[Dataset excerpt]

━━━━━━

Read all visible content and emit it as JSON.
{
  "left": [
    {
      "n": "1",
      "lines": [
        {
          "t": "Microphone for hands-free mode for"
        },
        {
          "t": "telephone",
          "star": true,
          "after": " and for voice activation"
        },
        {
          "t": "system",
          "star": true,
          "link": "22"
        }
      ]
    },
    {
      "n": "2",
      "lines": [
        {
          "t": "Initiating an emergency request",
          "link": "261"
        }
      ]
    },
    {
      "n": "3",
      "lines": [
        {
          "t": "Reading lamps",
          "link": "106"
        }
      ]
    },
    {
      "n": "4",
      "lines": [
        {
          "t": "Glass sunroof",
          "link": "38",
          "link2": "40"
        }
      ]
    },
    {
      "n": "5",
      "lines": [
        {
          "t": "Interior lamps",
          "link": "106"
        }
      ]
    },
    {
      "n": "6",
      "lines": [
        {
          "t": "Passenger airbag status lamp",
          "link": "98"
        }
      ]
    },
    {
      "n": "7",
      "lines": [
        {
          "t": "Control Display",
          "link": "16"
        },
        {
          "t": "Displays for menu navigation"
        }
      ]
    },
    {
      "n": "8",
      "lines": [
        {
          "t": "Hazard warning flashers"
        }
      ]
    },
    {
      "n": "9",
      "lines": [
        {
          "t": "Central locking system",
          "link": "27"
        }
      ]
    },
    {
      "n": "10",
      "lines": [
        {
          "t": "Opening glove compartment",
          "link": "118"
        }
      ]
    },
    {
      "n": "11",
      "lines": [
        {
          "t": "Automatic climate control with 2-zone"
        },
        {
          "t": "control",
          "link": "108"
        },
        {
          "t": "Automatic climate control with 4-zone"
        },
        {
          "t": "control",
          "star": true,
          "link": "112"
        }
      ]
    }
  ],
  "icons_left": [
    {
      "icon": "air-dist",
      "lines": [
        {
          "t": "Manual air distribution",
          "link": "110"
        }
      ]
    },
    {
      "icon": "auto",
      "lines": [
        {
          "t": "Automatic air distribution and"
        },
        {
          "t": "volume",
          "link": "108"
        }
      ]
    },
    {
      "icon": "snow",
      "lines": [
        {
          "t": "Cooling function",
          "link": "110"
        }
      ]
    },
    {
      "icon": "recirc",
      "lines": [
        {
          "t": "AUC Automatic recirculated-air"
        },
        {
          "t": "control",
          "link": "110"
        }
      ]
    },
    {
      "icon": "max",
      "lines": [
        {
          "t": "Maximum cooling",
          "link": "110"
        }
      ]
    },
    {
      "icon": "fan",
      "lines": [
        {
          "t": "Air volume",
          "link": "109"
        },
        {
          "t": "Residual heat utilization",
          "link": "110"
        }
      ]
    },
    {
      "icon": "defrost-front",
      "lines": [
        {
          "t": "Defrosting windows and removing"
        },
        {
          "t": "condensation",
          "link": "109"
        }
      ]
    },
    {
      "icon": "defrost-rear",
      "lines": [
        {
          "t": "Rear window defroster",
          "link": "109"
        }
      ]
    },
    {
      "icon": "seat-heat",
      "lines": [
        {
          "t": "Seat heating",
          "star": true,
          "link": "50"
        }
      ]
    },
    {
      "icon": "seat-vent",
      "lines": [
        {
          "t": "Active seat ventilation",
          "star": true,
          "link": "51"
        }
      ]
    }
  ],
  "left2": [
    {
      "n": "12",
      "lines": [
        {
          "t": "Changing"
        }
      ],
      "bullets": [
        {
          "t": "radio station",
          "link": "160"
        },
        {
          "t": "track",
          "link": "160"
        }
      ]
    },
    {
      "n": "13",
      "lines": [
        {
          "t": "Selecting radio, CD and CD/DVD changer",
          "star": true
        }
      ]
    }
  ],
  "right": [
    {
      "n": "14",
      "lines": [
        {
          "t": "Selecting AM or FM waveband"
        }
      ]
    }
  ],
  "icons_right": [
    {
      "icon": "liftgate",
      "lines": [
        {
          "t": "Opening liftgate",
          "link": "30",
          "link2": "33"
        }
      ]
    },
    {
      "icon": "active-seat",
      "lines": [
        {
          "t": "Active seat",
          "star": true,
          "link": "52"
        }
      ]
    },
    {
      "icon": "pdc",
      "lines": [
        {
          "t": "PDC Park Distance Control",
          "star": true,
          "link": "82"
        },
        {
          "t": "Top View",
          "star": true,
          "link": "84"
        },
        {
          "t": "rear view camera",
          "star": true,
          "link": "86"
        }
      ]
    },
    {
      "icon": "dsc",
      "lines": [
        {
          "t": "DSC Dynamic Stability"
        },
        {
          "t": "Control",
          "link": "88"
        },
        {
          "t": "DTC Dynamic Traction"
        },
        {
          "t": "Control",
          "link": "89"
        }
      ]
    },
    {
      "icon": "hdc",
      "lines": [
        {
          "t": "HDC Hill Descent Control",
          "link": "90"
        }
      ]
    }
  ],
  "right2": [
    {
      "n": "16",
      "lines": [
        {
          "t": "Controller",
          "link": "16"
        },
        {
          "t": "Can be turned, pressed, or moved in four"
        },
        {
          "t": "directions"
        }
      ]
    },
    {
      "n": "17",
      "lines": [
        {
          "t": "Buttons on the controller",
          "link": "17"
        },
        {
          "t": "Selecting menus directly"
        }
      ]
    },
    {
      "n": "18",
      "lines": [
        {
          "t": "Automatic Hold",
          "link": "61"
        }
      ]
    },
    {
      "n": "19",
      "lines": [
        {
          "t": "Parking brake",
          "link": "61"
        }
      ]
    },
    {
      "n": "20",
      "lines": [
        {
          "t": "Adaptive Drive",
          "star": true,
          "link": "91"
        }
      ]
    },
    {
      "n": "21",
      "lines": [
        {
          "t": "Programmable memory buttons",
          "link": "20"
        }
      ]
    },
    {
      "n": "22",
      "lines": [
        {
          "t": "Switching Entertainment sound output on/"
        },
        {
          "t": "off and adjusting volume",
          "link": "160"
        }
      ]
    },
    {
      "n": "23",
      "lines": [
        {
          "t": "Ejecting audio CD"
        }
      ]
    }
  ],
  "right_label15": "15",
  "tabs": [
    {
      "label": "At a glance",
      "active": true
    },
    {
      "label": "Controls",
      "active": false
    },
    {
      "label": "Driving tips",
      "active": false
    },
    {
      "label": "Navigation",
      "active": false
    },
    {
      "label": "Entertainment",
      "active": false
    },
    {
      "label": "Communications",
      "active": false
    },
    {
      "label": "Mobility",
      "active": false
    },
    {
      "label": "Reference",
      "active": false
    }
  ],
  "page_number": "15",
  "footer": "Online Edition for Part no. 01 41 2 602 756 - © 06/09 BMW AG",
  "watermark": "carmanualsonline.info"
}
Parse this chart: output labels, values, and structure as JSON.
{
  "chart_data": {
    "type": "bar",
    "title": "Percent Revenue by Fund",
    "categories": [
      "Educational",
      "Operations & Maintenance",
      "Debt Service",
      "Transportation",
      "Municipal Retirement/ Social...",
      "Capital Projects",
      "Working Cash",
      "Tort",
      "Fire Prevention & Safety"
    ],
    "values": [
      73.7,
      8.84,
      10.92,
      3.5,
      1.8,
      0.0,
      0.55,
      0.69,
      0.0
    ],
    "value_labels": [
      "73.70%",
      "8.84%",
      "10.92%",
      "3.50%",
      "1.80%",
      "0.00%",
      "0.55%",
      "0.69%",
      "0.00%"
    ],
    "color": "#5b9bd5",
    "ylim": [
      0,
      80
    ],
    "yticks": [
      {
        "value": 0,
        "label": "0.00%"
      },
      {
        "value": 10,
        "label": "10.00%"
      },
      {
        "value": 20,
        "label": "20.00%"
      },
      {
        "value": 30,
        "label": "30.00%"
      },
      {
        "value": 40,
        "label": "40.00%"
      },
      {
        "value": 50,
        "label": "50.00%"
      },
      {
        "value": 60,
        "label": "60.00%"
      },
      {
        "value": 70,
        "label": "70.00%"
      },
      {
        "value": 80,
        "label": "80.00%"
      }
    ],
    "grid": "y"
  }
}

━━━━━━

**Do this**:
Search the records for the word "JSON". Copy every line that has it.

**Exercise result**:
Read all visible content and emit it as JSON.
Parse this chart: output labels, values, and structure as JSON.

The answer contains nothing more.